Set down the material once more, exactly as it appears.

◆ PROVIDED DATA:
* * * * * * * * *

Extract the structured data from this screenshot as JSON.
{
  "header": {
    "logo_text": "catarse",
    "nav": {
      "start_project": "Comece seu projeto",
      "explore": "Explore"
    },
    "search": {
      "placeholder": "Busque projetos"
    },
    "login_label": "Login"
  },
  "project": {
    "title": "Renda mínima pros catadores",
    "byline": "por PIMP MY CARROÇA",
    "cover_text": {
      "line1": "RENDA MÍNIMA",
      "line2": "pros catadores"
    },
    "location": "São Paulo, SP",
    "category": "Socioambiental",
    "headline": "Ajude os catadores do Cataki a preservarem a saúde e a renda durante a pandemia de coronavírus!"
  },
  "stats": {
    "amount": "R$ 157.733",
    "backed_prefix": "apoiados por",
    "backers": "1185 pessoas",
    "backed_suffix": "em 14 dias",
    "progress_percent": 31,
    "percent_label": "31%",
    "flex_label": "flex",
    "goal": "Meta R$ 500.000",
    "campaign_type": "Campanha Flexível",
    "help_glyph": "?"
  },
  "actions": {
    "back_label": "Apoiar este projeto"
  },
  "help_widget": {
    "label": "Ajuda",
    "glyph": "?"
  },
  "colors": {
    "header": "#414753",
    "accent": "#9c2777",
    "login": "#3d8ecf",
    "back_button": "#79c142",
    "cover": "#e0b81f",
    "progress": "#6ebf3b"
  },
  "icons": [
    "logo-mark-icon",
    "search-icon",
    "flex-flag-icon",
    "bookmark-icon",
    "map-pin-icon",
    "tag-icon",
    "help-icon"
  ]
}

* * * * * * * * *

◆ SOLUTION TO THIS EXERCISE:
Extract the structured data from this screenshot as JSON.
{
  "header": {
    "logo_text": "catarse",
    "nav": {
      "start_project": "Comece seu projeto",
      "explore": "Explore"
    },
    "search": {
      "placeholder": "Busque projetos"
    },
    "login_label": "Login"
  },
  "project": {
    "title": "Renda mínima pros catadores",
    "byline": "por PIMP MY CARROÇA",
    "cover_text": {
      "line1": "RENDA MÍNIMA",
      "line2": "pros catadores"
    },
    "location": "São Paulo, SP",
    "category": "Socioambiental",
    "headline": "Ajude os catadores do Cataki a preservarem a saúde e a renda durante a pandemia de coronavírus!"
  },
  "stats": {
    "amount": "R$ 157.733",
    "backed_prefix": "apoiados por",
    "backers": "1185 pessoas",
    "backed_suffix": "em 14 dias",
    "progress_percent": 31,
    "percent_label": "31%",
    "flex_label": "flex",
    "goal": "Meta R$ 500.000",
    "campaign_type": "Campanha Flexível",
    "help_glyph": "?"
  },
  "actions": {
    "back_label": "Apoiar este projeto"
  },
  "help_widget": {
    "label": "Ajuda",
    "glyph": "?"
  },
  "colors": {
    "header": "#414753",
    "accent": "#9c2777",
    "login": "#3d8ecf",
    "back_button": "#79c142",
    "cover": "#e0b81f",
    "progress": "#6ebf3b"
  },
  "icons": [
    "logo-mark-icon",
    "search-icon",
    "flex-flag-icon",
    "bookmark-icon",
    "map-pin-icon",
    "tag-icon",
    "help-icon"
  ]
}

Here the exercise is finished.